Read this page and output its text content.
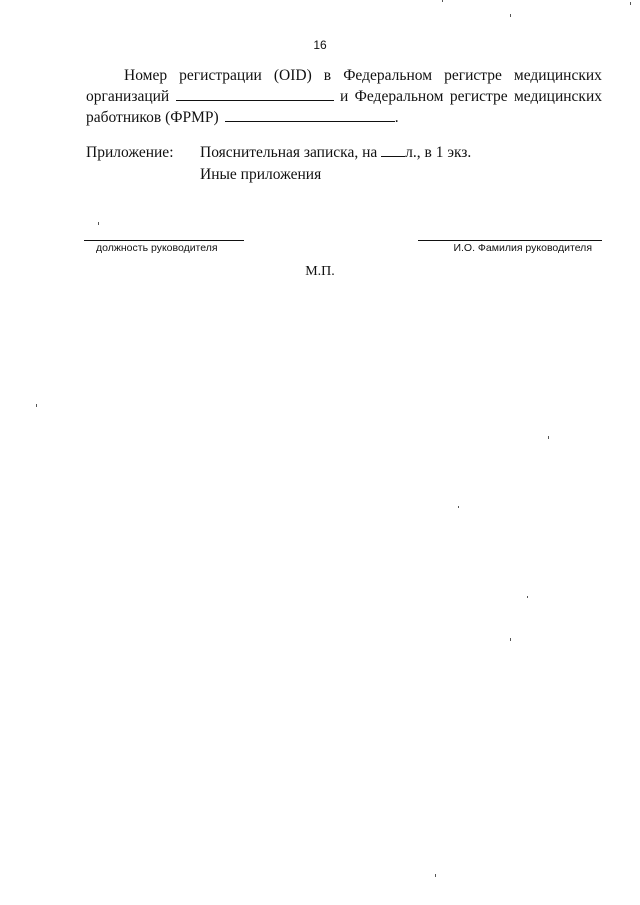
16
Номер регистрации (OID) в Федеральном регистре медицинских
организаций	и Федеральном регистре медицинских
работников (ФРМР)	.
Приложение:	Пояснительная записка, на л., в 1 экз.
Иные приложения
должность руководителя	И.О. Фамилия руководителя
М.П.
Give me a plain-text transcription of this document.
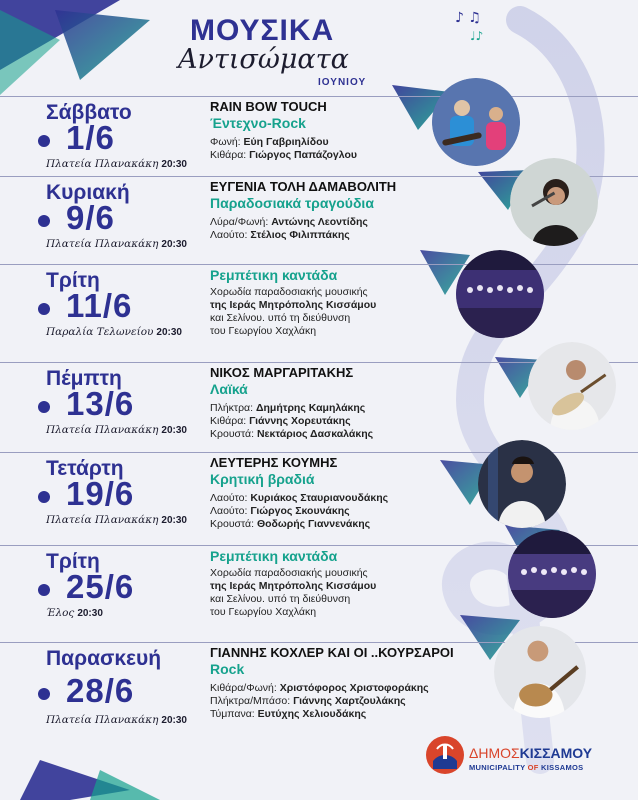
♪ ♫
♩♪
ΜΟΥΣΙΚΑ
Αντισώματα
ΙΟΥΝΙΟΥ
Σάββατο
1/6
Πλατεία Πλανακάκη 20:30
RAIN BOW TOUCH
Έντεχνο-Rock
Φωνή: Εύη Γαβριηλίδου
Κιθάρα: Γιώργος Παπάζογλου
Κυριακή
9/6
Πλατεία Πλανακάκη 20:30
ΕΥΓΕΝΙΑ ΤΟΛΗ ΔΑΜΑΒΟΛΙΤΗ
Παραδοσιακά τραγούδια
Λύρα/Φωνή: Αντώνης Λεοντίδης
Λαούτο: Στέλιος Φιλιππάκης
Τρίτη
11/6
Παραλία Τελωνείου 20:30
Ρεμπέτικη καντάδα
Χορωδία παραδοσιακής μουσικής
της Ιεράς Μητρόπολης Κισσάμου
και Σελίνου. υπό τη διεύθυνση
του Γεωργίου Χαχλάκη
Πέμπτη
13/6
Πλατεία Πλανακάκη 20:30
ΝΙΚΟΣ ΜΑΡΓΑΡΙΤΑΚΗΣ
Λαϊκά
Πλήκτρα: Δημήτρης Καμηλάκης
Κιθάρα: Γιάννης Χορευτάκης
Κρουστά: Νεκτάριος Δασκαλάκης
Τετάρτη
19/6
Πλατεία Πλανακάκη 20:30
ΛΕΥΤΕΡΗΣ ΚΟΥΜΗΣ
Κρητική βραδιά
Λαούτο: Κυριάκος Σταυριανουδάκης
Λαούτο: Γιώργος Σκουνάκης
Κρουστά: Θοδωρής Γιαννενάκης
Τρίτη
25/6
Έλος 20:30
Ρεμπέτικη καντάδα
Χορωδία παραδοσιακής μουσικής
της Ιεράς Μητρόπολης Κισσάμου
και Σελίνου. υπό τη διεύθυνση
του Γεωργίου Χαχλάκη
Παρασκευή
28/6
Πλατεία Πλανακάκη 20:30
ΓΙΑΝΝΗΣ ΚΟΧΛΕΡ ΚΑΙ ΟΙ ..ΚΟΥΡΣΑΡΟΙ
Rock
Κιθάρα/Φωνή: Χριστόφορος Χριστοφοράκης
Πλήκτρα/Μπάσο: Γιάννης Χαρτζουλάκης
Τύμπανα: Ευτύχης Χελιουδάκης
ΔΗΜΟΣΚΙΣΣΑΜΟΥ
MUNICIPALITY OF KISSAMOS
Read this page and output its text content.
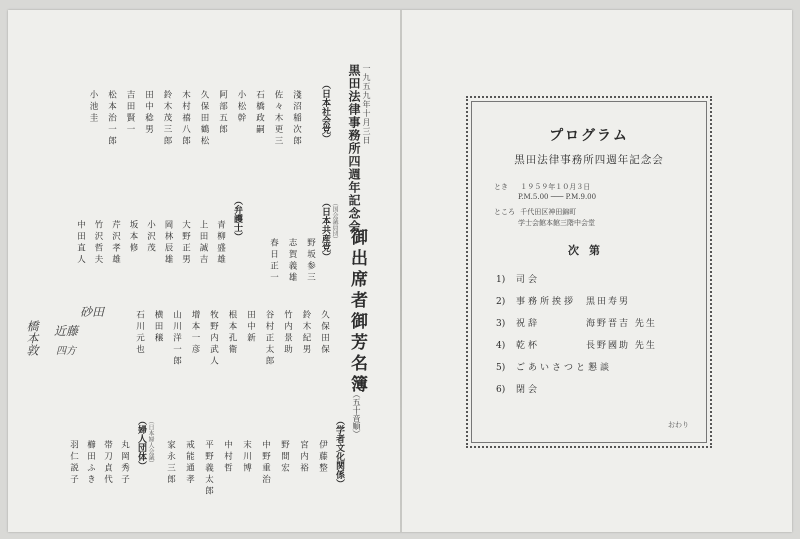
一九五九年十月三日
黒田法律事務所四週年記念会
御出席者御芳名簿
（五十音順）
砂田
近藤
四方
橋本敦
（日本社会党）
淺沼稲次郎
佐々木更三
石橋政嗣
小松幹
阿部五郎
久保田鶴松
木村禧八郎
鈴木茂三郎
田中稔男
吉田賢一
松本治一郎
小池圭
（日本共産党） （国会議員団）
野坂参三
志賀義雄
春日正一
（弁護士）
青柳盛雄
上田誠吉
大野正男
岡林辰雄
小沢茂
坂本修
芹沢孝雄
竹沢哲夫
中田直人
久保田保
鈴木紀男
竹内景助
谷村正太郎
田中新
根本孔衛
牧野内武人
增本一彦
山川洋一郎
横田穣
石川元也
（学者文化関係）
伊藤整
宮内裕
野間宏
中野重治
末川博
中村哲
平野義太郎
戒能通孝
家永三郎
（婦人団体） （日本婦人会議）
丸岡秀子
帯刀貞代
櫛田ふき
羽仁説子
プログラム
黒田法律事務所四週年記念会
とき １９５９年１０月３日
P.M.5.00 ─── P.M.9.00
ところ 千代田区神田錦町
学士会館本館三階中会堂
次第
1) 司会
2) 事務所挨拶 黒田寿男
3) 祝辞	海野晋吉 先生
4) 乾杯	長野國助 先生
5) ごあいさつと懇談
6) 閉会
おわり
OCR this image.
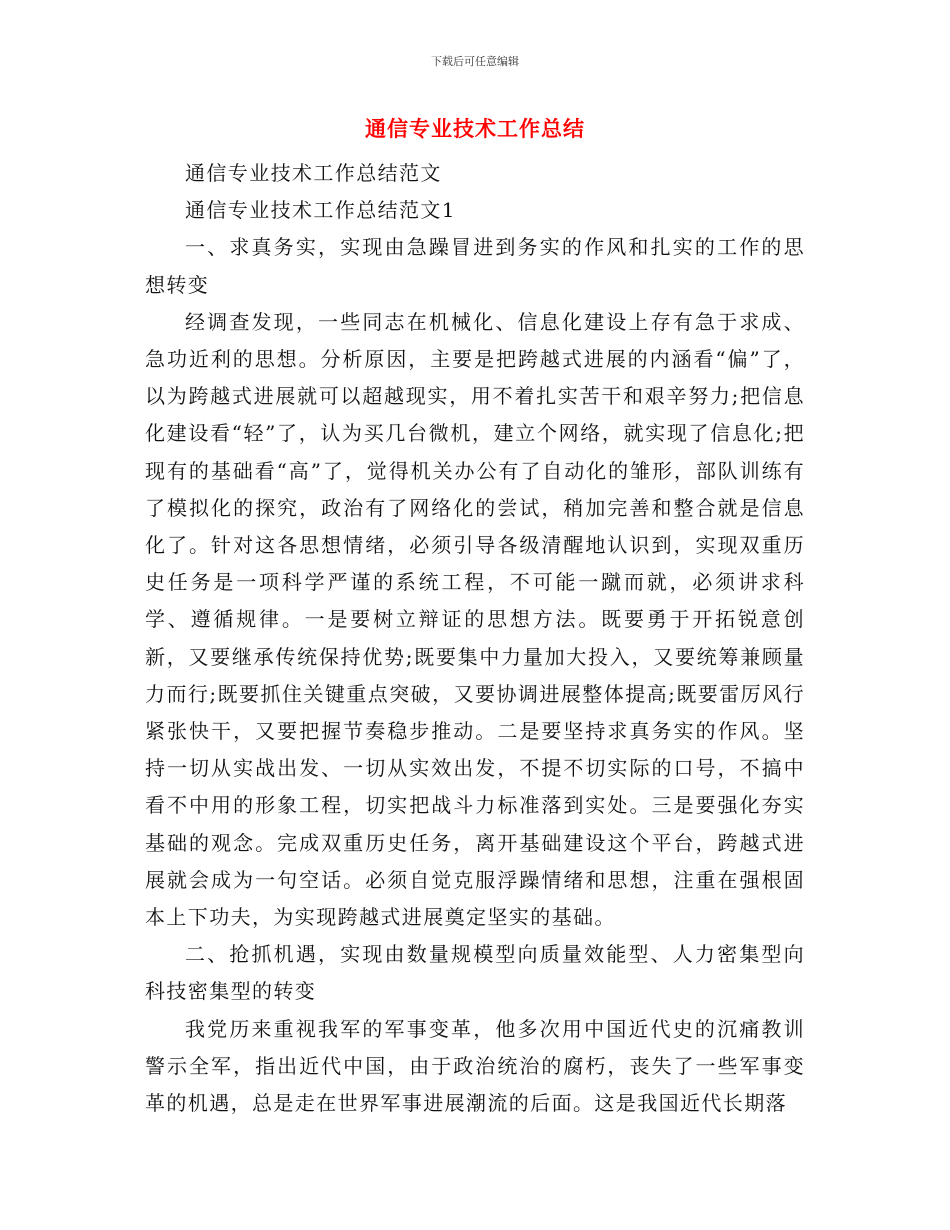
下载后可任意编辑
通信专业技术工作总结

通信专业技术工作总结范文

通信专业技术工作总结范文1

一、求真务实，实现由急躁冒进到务实的作风和扎实的工作的思想转变

经调查发现，一些同志在机械化、信息化建设上存有急于求成、急功近利的思想。分析原因，主要是把跨越式进展的内涵看“偏”了，以为跨越式进展就可以超越现实，用不着扎实苦干和艰辛努力;把信息化建设看“轻”了，认为买几台微机，建立个网络，就实现了信息化;把现有的基础看“高”了，觉得机关办公有了自动化的雏形，部队训练有了模拟化的探究，政治有了网络化的尝试，稍加完善和整合就是信息化了。针对这各思想情绪，必须引导各级清醒地认识到，实现双重历史任务是一项科学严谨的系统工程，不可能一蹴而就，必须讲求科学、遵循规律。一是要树立辩证的思想方法。既要勇于开拓锐意创新，又要继承传统保持优势;既要集中力量加大投入，又要统筹兼顾量力而行;既要抓住关键重点突破，又要协调进展整体提高;既要雷厉风行紧张快干，又要把握节奏稳步推动。二是要坚持求真务实的作风。坚持一切从实战出发、一切从实效出发，不提不切实际的口号，不搞中看不中用的形象工程，切实把战斗力标准落到实处。三是要强化夯实基础的观念。完成双重历史任务，离开基础建设这个平台，跨越式进展就会成为一句空话。必须自觉克服浮躁情绪和思想，注重在强根固本上下功夫，为实现跨越式进展奠定坚实的基础。

二、抢抓机遇，实现由数量规模型向质量效能型、人力密集型向科技密集型的转变

我党历来重视我军的军事变革，他多次用中国近代史的沉痛教训警示全军，指出近代中国，由于政治统治的腐朽，丧失了一些军事变革的机遇，总是走在世界军事进展潮流的后面。这是我国近代长期落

### TASK
Copy the records above exactly, omitting every picture.

### RESULT
Read this page and output its text content.
16
Номер регистрации (OID) в Федеральном регистре медицинских
организаций	и Федеральном регистре медицинских
работников (ФРМР)	.
Приложение:	Пояснительная записка, на л., в 1 экз.
Иные приложения
должность руководителя	И.О. Фамилия руководителя
М.П.
Give me a plain-text transcription of this document.
♪ ♫
♩♪
ΜΟΥΣΙΚΑ
Αντισώματα
ΙΟΥΝΙΟΥ
Σάββατο
1/6
Πλατεία Πλανακάκη 20:30
RAIN BOW TOUCH
Έντεχνο-Rock
Φωνή: Εύη Γαβριηλίδου
Κιθάρα: Γιώργος Παπάζογλου
Κυριακή
9/6
Πλατεία Πλανακάκη 20:30
ΕΥΓΕΝΙΑ ΤΟΛΗ ΔΑΜΑΒΟΛΙΤΗ
Παραδοσιακά τραγούδια
Λύρα/Φωνή: Αντώνης Λεοντίδης
Λαούτο: Στέλιος Φιλιππάκης
Τρίτη
11/6
Παραλία Τελωνείου 20:30
Ρεμπέτικη καντάδα
Χορωδία παραδοσιακής μουσικής
της Ιεράς Μητρόπολης Κισσάμου
και Σελίνου. υπό τη διεύθυνση
του Γεωργίου Χαχλάκη
Πέμπτη
13/6
Πλατεία Πλανακάκη 20:30
ΝΙΚΟΣ ΜΑΡΓΑΡΙΤΑΚΗΣ
Λαϊκά
Πλήκτρα: Δημήτρης Καμηλάκης
Κιθάρα: Γιάννης Χορευτάκης
Κρουστά: Νεκτάριος Δασκαλάκης
Τετάρτη
19/6
Πλατεία Πλανακάκη 20:30
ΛΕΥΤΕΡΗΣ ΚΟΥΜΗΣ
Κρητική βραδιά
Λαούτο: Κυριάκος Σταυριανουδάκης
Λαούτο: Γιώργος Σκουνάκης
Κρουστά: Θοδωρής Γιαννενάκης
Τρίτη
25/6
Έλος 20:30
Ρεμπέτικη καντάδα
Χορωδία παραδοσιακής μουσικής
της Ιεράς Μητρόπολης Κισσάμου
και Σελίνου. υπό τη διεύθυνση
του Γεωργίου Χαχλάκη
Παρασκευή
28/6
Πλατεία Πλανακάκη 20:30
ΓΙΑΝΝΗΣ ΚΟΧΛΕΡ ΚΑΙ ΟΙ ..ΚΟΥΡΣΑΡΟΙ
Rock
Κιθάρα/Φωνή: Χριστόφορος Χριστοφοράκης
Πλήκτρα/Μπάσο: Γιάννης Χαρτζουλάκης
Τύμπανα: Ευτύχης Χελιουδάκης
ΔΗΜΟΣΚΙΣΣΑΜΟΥ
MUNICIPALITY OF KISSAMOS
Read this page and output its text content.
一九五九年十月三日
黒田法律事務所四週年記念会
御出席者御芳名簿
（五十音順）
砂田
近藤
四方
橋本敦
（日本社会党）
淺沼稲次郎
佐々木更三
石橋政嗣
小松幹
阿部五郎
久保田鶴松
木村禧八郎
鈴木茂三郎
田中稔男
吉田賢一
松本治一郎
小池圭
（日本共産党） （国会議員団）
野坂参三
志賀義雄
春日正一
（弁護士）
青柳盛雄
上田誠吉
大野正男
岡林辰雄
小沢茂
坂本修
芹沢孝雄
竹沢哲夫
中田直人
久保田保
鈴木紀男
竹内景助
谷村正太郎
田中新
根本孔衛
牧野内武人
增本一彦
山川洋一郎
横田穣
石川元也
（学者文化関係）
伊藤整
宮内裕
野間宏
中野重治
末川博
中村哲
平野義太郎
戒能通孝
家永三郎
（婦人団体） （日本婦人会議）
丸岡秀子
帯刀貞代
櫛田ふき
羽仁説子
プログラム
黒田法律事務所四週年記念会
とき １９５９年１０月３日
P.M.5.00 ─── P.M.9.00
ところ 千代田区神田錦町
学士会館本館三階中会堂
次第
1) 司会
2) 事務所挨拶 黒田寿男
3) 祝辞	海野晋吉 先生
4) 乾杯	長野國助 先生
5) ごあいさつと懇談
6) 閉会
おわり
OCR this image.
下载后可任意编辑
通信专业技术工作总结

通信专业技术工作总结范文

通信专业技术工作总结范文1

一、求真务实，实现由急躁冒进到务实的作风和扎实的工作的思想转变

经调查发现，一些同志在机械化、信息化建设上存有急于求成、急功近利的思想。分析原因，主要是把跨越式进展的内涵看“偏”了，以为跨越式进展就可以超越现实，用不着扎实苦干和艰辛努力;把信息化建设看“轻”了，认为买几台微机，建立个网络，就实现了信息化;把现有的基础看“高”了，觉得机关办公有了自动化的雏形，部队训练有了模拟化的探究，政治有了网络化的尝试，稍加完善和整合就是信息化了。针对这各思想情绪，必须引导各级清醒地认识到，实现双重历史任务是一项科学严谨的系统工程，不可能一蹴而就，必须讲求科学、遵循规律。一是要树立辩证的思想方法。既要勇于开拓锐意创新，又要继承传统保持优势;既要集中力量加大投入，又要统筹兼顾量力而行;既要抓住关键重点突破，又要协调进展整体提高;既要雷厉风行紧张快干，又要把握节奏稳步推动。二是要坚持求真务实的作风。坚持一切从实战出发、一切从实效出发，不提不切实际的口号，不搞中看不中用的形象工程，切实把战斗力标准落到实处。三是要强化夯实基础的观念。完成双重历史任务，离开基础建设这个平台，跨越式进展就会成为一句空话。必须自觉克服浮躁情绪和思想，注重在强根固本上下功夫，为实现跨越式进展奠定坚实的基础。

二、抢抓机遇，实现由数量规模型向质量效能型、人力密集型向科技密集型的转变

我党历来重视我军的军事变革，他多次用中国近代史的沉痛教训警示全军，指出近代中国，由于政治统治的腐朽，丧失了一些军事变革的机遇，总是走在世界军事进展潮流的后面。这是我国近代长期落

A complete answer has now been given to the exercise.